Input rows:

____

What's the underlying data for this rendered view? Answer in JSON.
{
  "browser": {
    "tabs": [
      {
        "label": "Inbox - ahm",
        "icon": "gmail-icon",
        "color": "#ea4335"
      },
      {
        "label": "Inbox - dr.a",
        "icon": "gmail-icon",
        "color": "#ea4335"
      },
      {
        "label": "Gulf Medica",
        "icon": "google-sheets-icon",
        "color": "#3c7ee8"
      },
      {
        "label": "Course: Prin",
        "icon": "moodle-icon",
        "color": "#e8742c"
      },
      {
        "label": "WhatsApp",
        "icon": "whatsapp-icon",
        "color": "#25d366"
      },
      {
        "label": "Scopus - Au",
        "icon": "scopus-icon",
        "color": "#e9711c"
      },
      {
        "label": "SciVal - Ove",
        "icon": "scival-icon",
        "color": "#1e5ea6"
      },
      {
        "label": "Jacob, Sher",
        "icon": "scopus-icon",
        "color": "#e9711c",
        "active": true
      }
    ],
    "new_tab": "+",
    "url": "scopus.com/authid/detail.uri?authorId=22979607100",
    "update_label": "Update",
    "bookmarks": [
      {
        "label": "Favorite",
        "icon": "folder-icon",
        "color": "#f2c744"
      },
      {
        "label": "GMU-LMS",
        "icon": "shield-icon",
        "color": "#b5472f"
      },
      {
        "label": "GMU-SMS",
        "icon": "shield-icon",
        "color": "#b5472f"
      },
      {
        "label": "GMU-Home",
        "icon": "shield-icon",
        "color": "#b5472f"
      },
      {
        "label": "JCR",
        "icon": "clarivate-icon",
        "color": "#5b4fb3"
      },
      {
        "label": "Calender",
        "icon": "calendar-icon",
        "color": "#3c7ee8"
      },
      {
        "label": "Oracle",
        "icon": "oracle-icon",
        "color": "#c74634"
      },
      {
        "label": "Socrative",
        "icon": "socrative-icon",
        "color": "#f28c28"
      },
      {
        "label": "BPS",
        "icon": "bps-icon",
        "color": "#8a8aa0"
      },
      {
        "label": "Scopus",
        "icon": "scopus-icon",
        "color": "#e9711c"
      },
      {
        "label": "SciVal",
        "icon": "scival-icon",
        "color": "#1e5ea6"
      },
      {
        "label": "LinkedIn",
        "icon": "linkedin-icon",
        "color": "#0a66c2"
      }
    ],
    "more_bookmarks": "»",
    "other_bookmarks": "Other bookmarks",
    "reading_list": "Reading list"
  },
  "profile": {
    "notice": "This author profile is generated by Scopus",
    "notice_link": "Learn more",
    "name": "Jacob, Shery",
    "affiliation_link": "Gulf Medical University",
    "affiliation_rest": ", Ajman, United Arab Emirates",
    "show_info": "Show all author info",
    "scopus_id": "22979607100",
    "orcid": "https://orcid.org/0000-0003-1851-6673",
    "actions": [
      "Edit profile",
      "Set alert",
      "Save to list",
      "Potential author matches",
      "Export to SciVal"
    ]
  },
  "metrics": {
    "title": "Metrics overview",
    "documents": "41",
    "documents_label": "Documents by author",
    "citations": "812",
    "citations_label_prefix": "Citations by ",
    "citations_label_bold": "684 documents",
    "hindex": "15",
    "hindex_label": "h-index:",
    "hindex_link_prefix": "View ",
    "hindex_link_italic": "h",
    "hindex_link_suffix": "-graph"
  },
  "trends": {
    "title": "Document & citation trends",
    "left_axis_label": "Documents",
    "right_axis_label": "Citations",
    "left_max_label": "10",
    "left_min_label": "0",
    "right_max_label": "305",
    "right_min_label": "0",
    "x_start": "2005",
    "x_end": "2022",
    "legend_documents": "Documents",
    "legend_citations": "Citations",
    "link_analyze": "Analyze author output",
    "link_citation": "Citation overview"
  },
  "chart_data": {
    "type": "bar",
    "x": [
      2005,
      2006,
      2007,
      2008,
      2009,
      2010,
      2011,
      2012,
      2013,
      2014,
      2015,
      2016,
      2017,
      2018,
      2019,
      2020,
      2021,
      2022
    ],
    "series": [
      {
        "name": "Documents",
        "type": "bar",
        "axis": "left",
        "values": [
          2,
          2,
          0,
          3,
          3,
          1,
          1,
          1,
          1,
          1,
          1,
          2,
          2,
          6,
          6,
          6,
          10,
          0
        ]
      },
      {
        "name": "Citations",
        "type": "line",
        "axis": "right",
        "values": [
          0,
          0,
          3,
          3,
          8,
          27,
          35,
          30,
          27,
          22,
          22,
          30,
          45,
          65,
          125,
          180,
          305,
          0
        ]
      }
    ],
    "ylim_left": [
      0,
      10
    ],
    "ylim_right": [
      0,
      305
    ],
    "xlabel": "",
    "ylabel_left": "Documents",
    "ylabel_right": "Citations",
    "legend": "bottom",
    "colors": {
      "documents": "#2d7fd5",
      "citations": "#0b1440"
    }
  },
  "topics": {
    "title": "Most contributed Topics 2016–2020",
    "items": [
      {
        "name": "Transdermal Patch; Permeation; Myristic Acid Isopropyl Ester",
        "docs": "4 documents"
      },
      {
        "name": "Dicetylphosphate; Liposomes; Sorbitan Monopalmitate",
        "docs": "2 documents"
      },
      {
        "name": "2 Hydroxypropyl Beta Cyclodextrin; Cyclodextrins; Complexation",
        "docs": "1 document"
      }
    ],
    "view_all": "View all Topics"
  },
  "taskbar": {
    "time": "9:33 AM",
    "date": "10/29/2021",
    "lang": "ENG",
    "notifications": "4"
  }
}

____

Identify all lines in the records above with the word "docs".

Reply to the task:
        "docs": "4 documents"
        "docs": "2 documents"
        "docs": "1 document"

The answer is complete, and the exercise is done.